▶ _DATA RECORDS_
* * * * * * *
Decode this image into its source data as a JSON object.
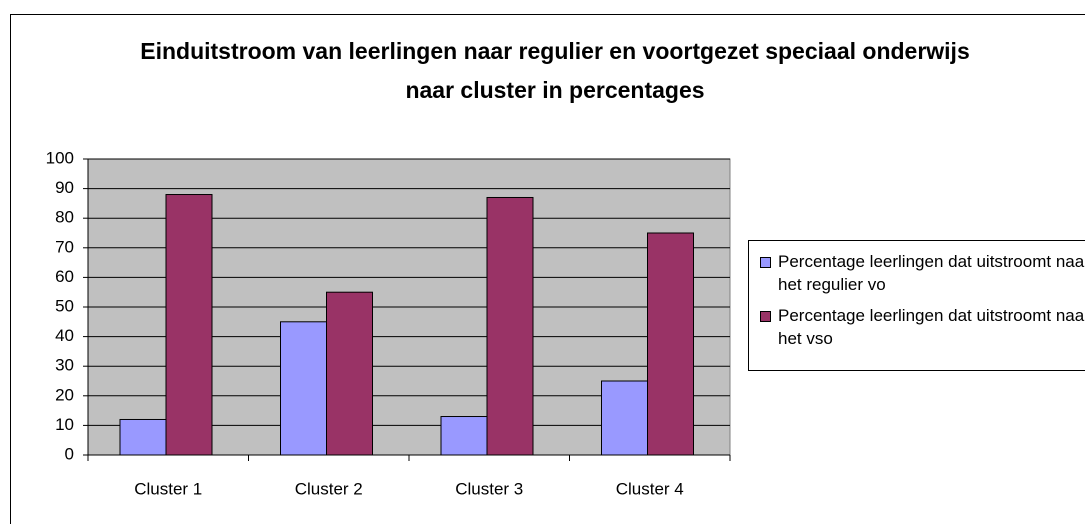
{
  "chart_data": {
    "type": "bar",
    "title": "Einduitstroom van leerlingen naar regulier en voortgezet speciaal onderwijs naar cluster in percentages",
    "categories": [
      "Cluster 1",
      "Cluster 2",
      "Cluster 3",
      "Cluster 4"
    ],
    "series": [
      {
        "name": "Percentage leerlingen dat uitstroomt naar het regulier vo",
        "color": "#9999ff",
        "values": [
          12,
          45,
          13,
          25
        ]
      },
      {
        "name": "Percentage leerlingen dat uitstroomt naar het vso",
        "color": "#993366",
        "values": [
          88,
          55,
          87,
          75
        ]
      }
    ],
    "ylim": [
      0,
      100
    ],
    "yticks": [
      0,
      10,
      20,
      30,
      40,
      50,
      60,
      70,
      80,
      90,
      100
    ],
    "grid": true,
    "legend": "right"
  }
}
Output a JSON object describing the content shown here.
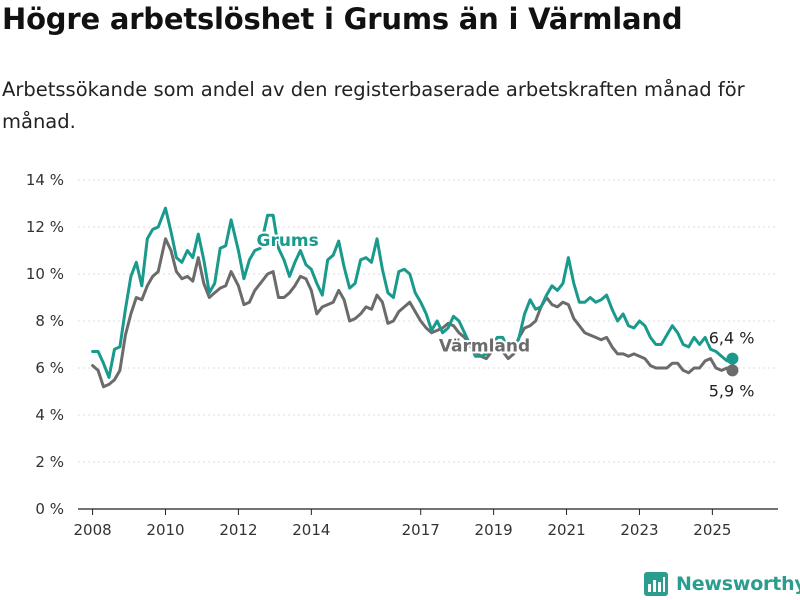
* * * * * * *
▶ _WHAT THE TASK ASKS_
Within the records, how many lines include "leerlingen"? The answer is the number and nothing else.

▶ _RESULT OF THE TASK_
3